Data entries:

════════

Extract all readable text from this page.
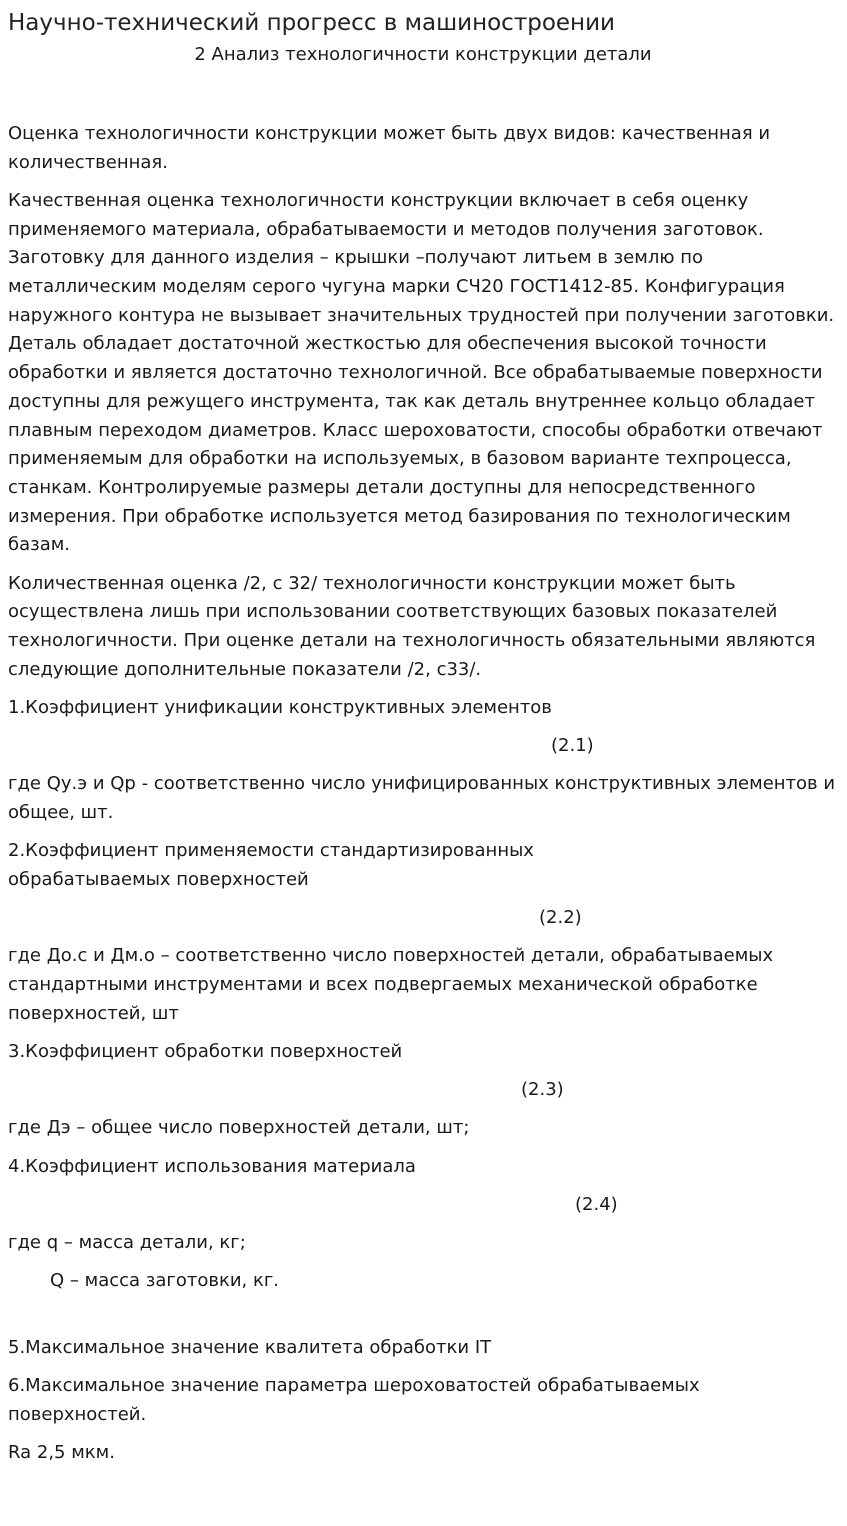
Научно-технический прогресс в машиностроении
2 Анализ технологичности конструкции детали

Оценка технологичности конструкции может быть двух видов: качественная и количественная.

Качественная оценка технологичности конструкции включает в себя оценку применяемого материала, обрабатываемости и методов получения заготовок. Заготовку для данного изделия – крышки –получают литьем в землю по металлическим моделям серого чугуна марки СЧ20 ГОСТ1412-85. Конфигурация наружного контура не вызывает значительных трудностей при получении заготовки. Деталь обладает достаточной жесткостью для обеспечения высокой точности обработки и является достаточно технологичной. Все обрабатываемые поверхности доступны для режущего инструмента, так как деталь внутреннее кольцо обладает плавным переходом диаметров. Класс шероховатости, способы обработки отвечают применяемым для обработки на используемых, в базовом варианте техпроцесса, станкам. Контролируемые размеры детали доступны для непосредственного измерения. При обработке используется метод базирования по технологическим базам.

Количественная оценка /2, с 32/ технологичности конструкции может быть осуществлена лишь при использовании соответствующих базовых показателей технологичности. При оценке детали на технологичность обязательными являются следующие дополнительные показатели /2, с33/.

1.Коэффициент унификации конструктивных элементов

(2.1)

где Qу.э и Qр - соответственно число унифицированных конструктивных элементов и общее, шт.

2.Коэффициент применяемости стандартизированных обрабатываемых поверхностей

(2.2)

где До.с и Дм.о – соответственно число поверхностей детали, обрабатываемых стандартными инструментами и всех подвергаемых механической обработке поверхностей, шт

3.Коэффициент обработки поверхностей

(2.3)

где Дэ – общее число поверхностей детали, шт;

4.Коэффициент использования материала

(2.4)

где q – масса детали, кг;

Q – масса заготовки, кг.

5.Максимальное значение квалитета обработки IT

6.Максимальное значение параметра шероховатостей обрабатываемых поверхностей.

Ra 2,5 мкм.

════════

Looking at the data above, show all lines where the word "соответственно" occurs.

### The answer:
где Qу.э и Qр - соответственно число унифицированных конструктивных элементов и общее, шт.
где До.с и Дм.о – соответственно число поверхностей детали, обрабатываемых стандартными инструментами и всех подвергаемых механической обработке поверхностей, шт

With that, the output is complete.